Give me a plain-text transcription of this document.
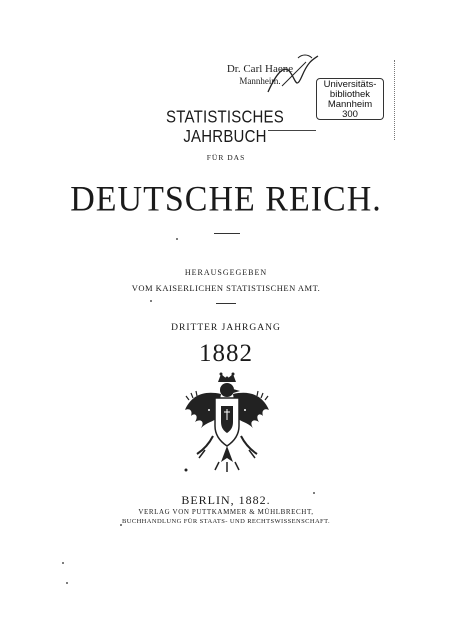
Dr. Carl Haene
Mannheim.	Universitäts-
bibliothek
Mannheim
300
STATISTISCHES JAHRBUCH
FÜR DAS
DEUTSCHE REICH.
HERAUSGEGEBEN
VOM KAISERLICHEN STATISTISCHEN AMT.
DRITTER JAHRGANG
1882
BERLIN, 1882.
VERLAG VON PUTTKAMMER & MÜHLBRECHT,
BUCHHANDLUNG FÜR STAATS- UND RECHTSWISSENSCHAFT.
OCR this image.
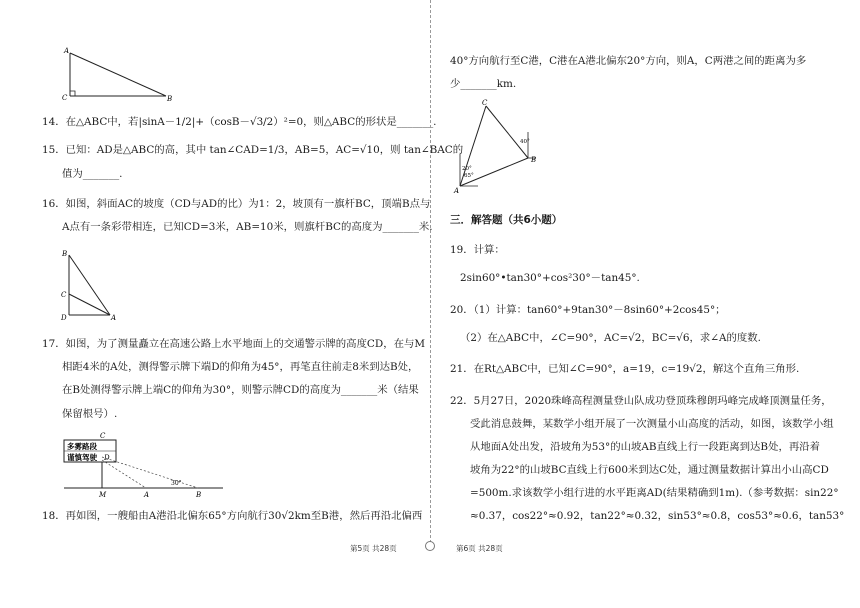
A
C	B
14．在△ABC中，若|sinA－1/2|+（cosB－√3/2）²=0，则△ABC的形状是_______.
15．已知：AD是△ABC的高，其中 tan∠CAD=1/3，AB=5，AC=√10，则 tan∠BAC的
值为_______.
16．如图，斜面AC的坡度（CD与AD的比）为1：2，坡顶有一旗杆BC，顶端B点与
A点有一条彩带相连，已知CD=3米，AB=10米，则旗杆BC的高度为_______米.
B
C
D	A
17．如图，为了测量矗立在高速公路上水平地面上的交通警示牌的高度CD，在与M
相距4米的A处，测得警示牌下端D的仰角为45°，再笔直往前走8米到达B处，
在B处测得警示牌上端C的仰角为30°，则警示牌CD的高度为_______米（结果
保留根号）.
多雾路段
谨慎驾驶
C
D
M	A	B
30°
18．再如图，一艘船由A港沿北偏东65°方向航行30√2km至B港，然后再沿北偏西
第5页 共28页
40°方向航行至C港，C港在A港北偏东20°方向，则A，C两港之间的距离为多
少_______km.
C
B
A
40°
20°
65°
三．解答题（共6小题）
19．计算：
2sin60°•tan30°+cos²30°－tan45°.
20．（1）计算：tan60°+9tan30°－8sin60°+2cos45°；
（2）在△ABC中，∠C=90°，AC=√2，BC=√6，求∠A的度数.
21．在Rt△ABC中，已知∠C=90°，a=19，c=19√2，解这个直角三角形.
22．5月27日，2020珠峰高程测量登山队成功登顶珠穆朗玛峰完成峰顶测量任务，
受此消息鼓舞，某数学小组开展了一次测量小山高度的活动，如图，该数学小组
从地面A处出发，沿坡角为53°的山坡AB直线上行一段距离到达B处，再沿着
坡角为22°的山坡BC直线上行600米到达C处，通过测量数据计算出小山高CD
=500m.求该数学小组行进的水平距离AD(结果精确到1m).（参考数据：sin22°
≈0.37，cos22°≈0.92，tan22°≈0.32，sin53°≈0.8，cos53°≈0.6，tan53°
第6页 共28页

+ + + + + + +

__Work instructions__
Write out the listing word for word, omitting the pictures it holds.

__Answer to this problem__
Give me a plain-text transcription of this document.
Dr. Carl Haene
Mannheim.	Universitäts-
bibliothek
Mannheim
300
STATISTISCHES JAHRBUCH
FÜR DAS
DEUTSCHE REICH.
HERAUSGEGEBEN
VOM KAISERLICHEN STATISTISCHEN AMT.
DRITTER JAHRGANG
1882
BERLIN, 1882.
VERLAG VON PUTTKAMMER & MÜHLBRECHT,
BUCHHANDLUNG FÜR STAATS- UND RECHTSWISSENSCHAFT.
OCR this image.
A
C	B
14．在△ABC中，若|sinA－1/2|+（cosB－√3/2）²=0，则△ABC的形状是_______.
15．已知：AD是△ABC的高，其中 tan∠CAD=1/3，AB=5，AC=√10，则 tan∠BAC的
值为_______.
16．如图，斜面AC的坡度（CD与AD的比）为1：2，坡顶有一旗杆BC，顶端B点与
A点有一条彩带相连，已知CD=3米，AB=10米，则旗杆BC的高度为_______米.
B
C
D	A
17．如图，为了测量矗立在高速公路上水平地面上的交通警示牌的高度CD，在与M
相距4米的A处，测得警示牌下端D的仰角为45°，再笔直往前走8米到达B处，
在B处测得警示牌上端C的仰角为30°，则警示牌CD的高度为_______米（结果
保留根号）.
多雾路段
谨慎驾驶
C
D
M	A	B
30°
18．再如图，一艘船由A港沿北偏东65°方向航行30√2km至B港，然后再沿北偏西
第5页 共28页
40°方向航行至C港，C港在A港北偏东20°方向，则A，C两港之间的距离为多
少_______km.
C
B
A
40°
20°
65°
三．解答题（共6小题）
19．计算：
2sin60°•tan30°+cos²30°－tan45°.
20．（1）计算：tan60°+9tan30°－8sin60°+2cos45°；
（2）在△ABC中，∠C=90°，AC=√2，BC=√6，求∠A的度数.
21．在Rt△ABC中，已知∠C=90°，a=19，c=19√2，解这个直角三角形.
22．5月27日，2020珠峰高程测量登山队成功登顶珠穆朗玛峰完成峰顶测量任务，
受此消息鼓舞，某数学小组开展了一次测量小山高度的活动，如图，该数学小组
从地面A处出发，沿坡角为53°的山坡AB直线上行一段距离到达B处，再沿着
坡角为22°的山坡BC直线上行600米到达C处，通过测量数据计算出小山高CD
=500m.求该数学小组行进的水平距离AD(结果精确到1m).（参考数据：sin22°
≈0.37，cos22°≈0.92，tan22°≈0.32，sin53°≈0.8，cos53°≈0.6，tan53°
第6页 共28页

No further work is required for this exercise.